Written problem A:
Answer these about the taxidermy forum thread, one per line:
(i) What does SCWA say a taxidermy school costs?
(ii) When does txsbowhunter plan to ask about helping at a local taxidermist shop?
(iii) According to kebees4, what do DVDs give?
Written problem B:
Carry the taxidermy forum thread forward with the next post after the last one shown.

Quoted text:
━━━━━━━━━━━━━━━━━━━━━━━━━━━━━━

# Want to be a taxidermist!



## SCWA

Hi guys, I have just had a wild hair up my butt and been thinking lately. I want to get into taxidermy work for a hobby and maybe later on start a business. I was wondering what would be the best way to get started besides going to a $5000 school. Ex: is there any DVD's, Books, etc and what all tools would I need?


----------



## txsbowhunter

Myb going to a local taxidermist shop and ask if you cam help around .... Thats wht im planing to do this summer after hunting seasons over....


----------



## SCWA

Ya thats what I was thinking would be a good idea. Do you guys know of any good DVD's?


----------



## kebees4

DVD's only give some basics. If you want to get good you need to work with someone that will show you some of the things not shown in DVD's. Try to finf someone to work with.

━━━━━━━━━━━━━━━━━━━━━━━━━━━━━━

Entries provided:
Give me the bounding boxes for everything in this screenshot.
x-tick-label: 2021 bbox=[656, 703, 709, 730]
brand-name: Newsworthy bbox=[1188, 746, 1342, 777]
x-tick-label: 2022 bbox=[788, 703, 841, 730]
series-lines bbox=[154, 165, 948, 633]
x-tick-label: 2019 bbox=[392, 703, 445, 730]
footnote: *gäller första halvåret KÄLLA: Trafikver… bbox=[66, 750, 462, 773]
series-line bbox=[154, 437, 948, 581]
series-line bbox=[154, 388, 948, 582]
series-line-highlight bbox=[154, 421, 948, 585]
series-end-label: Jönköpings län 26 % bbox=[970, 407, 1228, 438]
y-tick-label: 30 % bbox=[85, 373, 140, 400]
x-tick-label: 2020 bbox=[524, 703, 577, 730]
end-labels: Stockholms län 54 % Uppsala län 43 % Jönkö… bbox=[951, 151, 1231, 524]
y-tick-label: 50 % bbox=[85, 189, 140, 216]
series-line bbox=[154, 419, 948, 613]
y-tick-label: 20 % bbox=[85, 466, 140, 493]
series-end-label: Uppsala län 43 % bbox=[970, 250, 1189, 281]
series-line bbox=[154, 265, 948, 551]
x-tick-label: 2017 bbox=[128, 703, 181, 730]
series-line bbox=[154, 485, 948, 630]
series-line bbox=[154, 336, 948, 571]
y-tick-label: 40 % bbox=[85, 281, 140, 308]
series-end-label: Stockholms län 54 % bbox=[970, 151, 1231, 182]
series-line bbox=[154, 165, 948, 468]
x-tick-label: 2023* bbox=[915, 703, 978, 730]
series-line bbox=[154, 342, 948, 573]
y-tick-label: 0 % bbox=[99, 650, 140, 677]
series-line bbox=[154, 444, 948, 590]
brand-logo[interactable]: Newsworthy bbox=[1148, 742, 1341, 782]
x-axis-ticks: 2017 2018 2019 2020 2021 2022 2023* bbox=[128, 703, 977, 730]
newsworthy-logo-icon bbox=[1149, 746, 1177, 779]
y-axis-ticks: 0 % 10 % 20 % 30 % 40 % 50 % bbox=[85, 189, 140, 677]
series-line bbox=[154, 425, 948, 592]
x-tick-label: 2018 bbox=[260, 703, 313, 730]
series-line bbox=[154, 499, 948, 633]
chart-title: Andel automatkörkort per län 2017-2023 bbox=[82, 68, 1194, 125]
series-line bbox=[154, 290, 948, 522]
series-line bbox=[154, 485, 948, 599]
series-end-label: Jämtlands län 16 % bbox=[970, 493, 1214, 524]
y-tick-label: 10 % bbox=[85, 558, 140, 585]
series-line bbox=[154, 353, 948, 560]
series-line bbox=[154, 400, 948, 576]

━━━━━━━━━━━━━━━━━━━━━━━━━━━━━━

Task response A:
(i) $5000
(ii) This summer, after hunting season is over
(iii) Only some basics

Task response B:
----------



## kahoff

Hey, I got that wild hair too right now. I am actually thinking about quitting my teaching job and a guarnteed paycheck to start doing taxidermy. I have been studing the profession for a few monthes now and working on a few practice projects. Try convincing your fiance and family to let you quit a guarnteed job to persue your dreams. I am working every extra minute I can right now on learning the trade. One really helpful resource I have found is taxidermytube.com It costs 20 bucks a month but it teaches you quite a bit of the basics. What I did was study the videos and took detailed notes so I don't have to renew my subscription next month. By doing this I have learned some of the basic supplies needed to get started and am currently working on two bird mounts and two deer mounts. The guy who makes most of the videos is Dan Rinehart who runs a taxidermy school. He shows you in pretty good detail how to do a pheasant mount, standing duck mount, deer shoulder mount, and a fox mount. Those are pretty much the basics since everything else is done similar to those animals. All I can say is good luck. It is hard work getting started and learning the basics but I hope it pays off for the both of us. Otherwise I will have one pissed off wife in the future.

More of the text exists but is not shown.